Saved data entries
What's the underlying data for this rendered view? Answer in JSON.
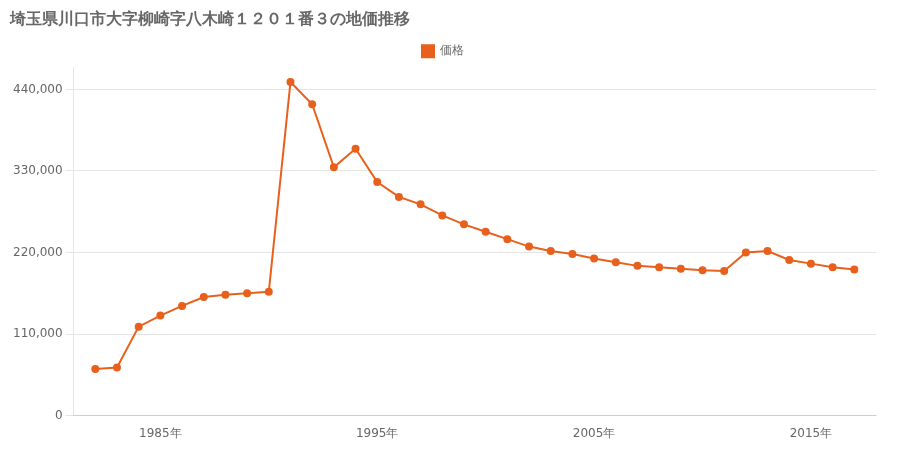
{
  "chart_data": {
    "type": "line",
    "title": "埼玉県川口市大字柳崎字八木崎１２０１番３の地価推移",
    "x": [
      1982,
      1983,
      1984,
      1985,
      1986,
      1987,
      1988,
      1989,
      1990,
      1991,
      1992,
      1993,
      1994,
      1995,
      1996,
      1997,
      1998,
      1999,
      2000,
      2001,
      2002,
      2003,
      2004,
      2005,
      2006,
      2007,
      2008,
      2009,
      2010,
      2011,
      2012,
      2013,
      2014,
      2015,
      2016,
      2017
    ],
    "series": [
      {
        "name": "価格",
        "color": "#E8601C",
        "marker": "circle",
        "values": [
          63000,
          65000,
          120000,
          135000,
          148000,
          160000,
          163000,
          165000,
          167000,
          450000,
          420000,
          335000,
          360000,
          315000,
          295000,
          285000,
          270000,
          258000,
          248000,
          238000,
          228000,
          222000,
          218000,
          212000,
          207000,
          202000,
          200000,
          198000,
          196000,
          195000,
          220000,
          222000,
          210000,
          205000,
          200000,
          197000
        ]
      }
    ],
    "xlim": [
      1981,
      2018
    ],
    "xticks": [
      {
        "value": 1985,
        "label": "1985年"
      },
      {
        "value": 1995,
        "label": "1995年"
      },
      {
        "value": 2005,
        "label": "2005年"
      },
      {
        "value": 2015,
        "label": "2015年"
      }
    ],
    "ylim": [
      0,
      470000
    ],
    "yticks": [
      0,
      {
        "value": 110000,
        "label": "110,000"
      },
      {
        "value": 220000,
        "label": "220,000"
      },
      {
        "value": 330000,
        "label": "330,000"
      },
      {
        "value": 440000,
        "label": "440,000"
      }
    ],
    "grid": "y",
    "legend": "top"
  }
}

» **Exercise instructions**: Check each line of the entries for the string "label". Copy the lines that have it.

» **Written response**:
        "label": "1985年"
        "label": "1995年"
        "label": "2005年"
        "label": "2015年"
        "label": "110,000"
        "label": "220,000"
        "label": "330,000"
        "label": "440,000"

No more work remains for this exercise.